▸ **DOCUMENT EXCERPT**
****************************************

Like you and many others, i use my own similar format, and the brackets actually come in handy for those rare cases when there is a need to print out (yes, as in harccopy paper; oh the humanity)...because they resemble good ol' fashion checkboxes. ;-)
This is awesome! Super appreciate the effort on this.

One challenge I've had is the file-based concept. And it losing "shape" quickly. I taken a few whacks at something different and have settled on a CLI-based kanban-y thing: https://github.com/kitplummer/clikan

But this lacks things like tags - which I appreciate as long as they are searchable in some form.

nb might be worth a look (has tags) https://xwmx.github.io/nb/
I loved nb! Until I ran it from a top-level directory and it committed an update to every git repo within that top-level. :D. Definitely operator error, but I learned my lesson and am back to separating notes from todos.
Cool, that looks quite neat! I agree with you, at some point you have to structure things in one way or the other, in order to keep an overview. For me it works somewhat well to organise my data across different files and folders, which are setup in a certain structure. That either requires some manual labour and discipline, or you automate these workflows. That requires “standardised” data formats, however.
Nice! I also have this pain of the file losing shape quickly. My take is to have a a CLI tool to "carry over" all todos which aren't solved into a new heading. This way the old/resolved items are moved to the back/lower in the file.

I call it Rodo (Todos in Ruby): https://github.com/coezbek/rodo

It uses Markdown for syntax.

It looks great, I'd have to give it a try to be able to have an opinion on it though.

Did you try PlainTasks? You might be able to borrow a few ideas from it too.

Congrats!

Looks interesting. Might be worth looking at the Emacs Org Mode support for TODO lists[1]. Just as a reference for how someone else dealt with TODOs in a text format, but with a pretty complete feature set.

[1] https://orgmode.org/org.html#TODO-Extensions

Great work on this — love the website demo!
> [an item] MUST start at the beginning of a line with a checkbox.

Why no subitem?

    [] large task
      [] subtask 1
      [] subtask2
I use this all the time.
I use subitems pretty heavily in my todo_notes.md file as well; to work around the concern over conflict of state, I pay attention to only the checked status of the `large task`. If that parent is not checked off, I know there are still pending subtasks. So I won't really care if there are un-checked subtasks; as long as the parent task is checked I know I can ignore it and move on. Maybe that could be formalized a bit more strongly but since it's only my eyes which will see my todo 99% of the time, I'm fine with it and I know the convention.
This is very cool!

We're actually building an editor/IDE of sorts from scratch, but specifically for "todo.txt" (https://thymer.com if you're interested). I think a lot of parts of your spec would fit really well with the concepts we were thinking of (like the status in between [ ], due dates, #tags..). Maybe we should add compatibility for this spec as well (for things like autocomplete, and export/import).

Thanks for posting, really helpful for portability to have more standards like these!

I am conflicted on this.

The spec is nice. I love the recognition that dates may be imprecise (e.g., 2022-05 -- although I would count that as the last day of the period, 23:59:59 on 2022-05-31, rather than the first day of the next period, 2022-06-01). I like the thought that went into it and the nice presentation.

On the other hand, I do not think this is necessary or even all that helpful in the real world. You don't need a standardized format if you are writing to do items manually in a text editor. You just write them. In the vast majority of cases no one is going to see them but you. Time spent conforming to a spec is time wasted.

****************************************

▸ **SET PROBLEM 1**
List every web address that appears in the discussion of the plain-text todo format.
▸ **SET PROBLEM 2**
Rewrite everything from "[1] https://orgmode.org/org.html#TODO-Extensions" down to "is very cool!" in the discussion of the plain-text todo format, swapping each "parent" for "main".
▸ **SET PROBLEM 3**
Write the next part of the discussion of the plain-text todo format, continuing after its last sentence.

▸ **INFORMATION SUPPLIED**
****************************************

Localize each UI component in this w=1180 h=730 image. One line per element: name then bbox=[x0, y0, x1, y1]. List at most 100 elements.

****************************************

▸ **TASK RESULT 1**
- https://github.com/kitplummer/clikan
- https://xwmx.github.io/nb/
- https://github.com/coezbek/rodo
- https://orgmode.org/org.html#TODO-Extensions
- https://thymer.com

▸ **TASK RESULT 2**
[1] https://orgmode.org/org.html#TODO-Extensions

Great work on this — love the website demo!
> [an item] MUST start at the beginning of a line with a checkbox.

Why no subitem?

    [] large task
      [] subtask 1
      [] subtask2
I use this all the time.
I use subitems pretty heavily in my todo_notes.md file as well; to work around the concern over conflict of state, I pay attention to only the checked status of the `large task`. If that main is not checked off, I know there are still pending subtasks. So I won't really care if there are un-checked subtasks; as long as the main task is checked I know I can ignore it and move on. Maybe that could be formalized a bit more strongly but since it's only my eyes which will see my todo 99% of the time, I'm fine with it and I know the convention.
This is very cool!

▸ **TASK RESULT 3**
A formal spec also doesn't help much for apps to use this format. There is not a huge need for portability between to do apps, and for most users to do items are ephemeral and not something that needs to be archived and revisited. Even if an app adopted this, being tied to a plain text format would likely hinder feature development, including the ability to sync across multiple devices. Beyond that, different to do apps use different systems of categorization and tagging, so really in practice I doubt this will become any kind of standardized format.

So, all told, it is a beautiful effort, nicely presented, but I think it is unnecessary.

> A formal spec also doesn't help much for apps to use this format. There is not a huge need for portability between to do apps...

To add some counterpoint to this, I try a lot of apps. Partially because I'm always looking for the one that's better than what I use now - looking for the thing that fits me the best - but also because I just like trying things.

Portability means a greater chance that I'll fully dive in and use an app to its potential vs. some light use.

There have been a few times that I've found a new app/solution that was clearly better than what I was currently using, and this was both exciting and frustrating. Frustrating because it meant I'd either have to leave my history behind, or spend a ton of time trying to port it over somehow.

I realize I'm part of a niche group of people, but I feel like a spec like this was meant for a pretty niche group of people.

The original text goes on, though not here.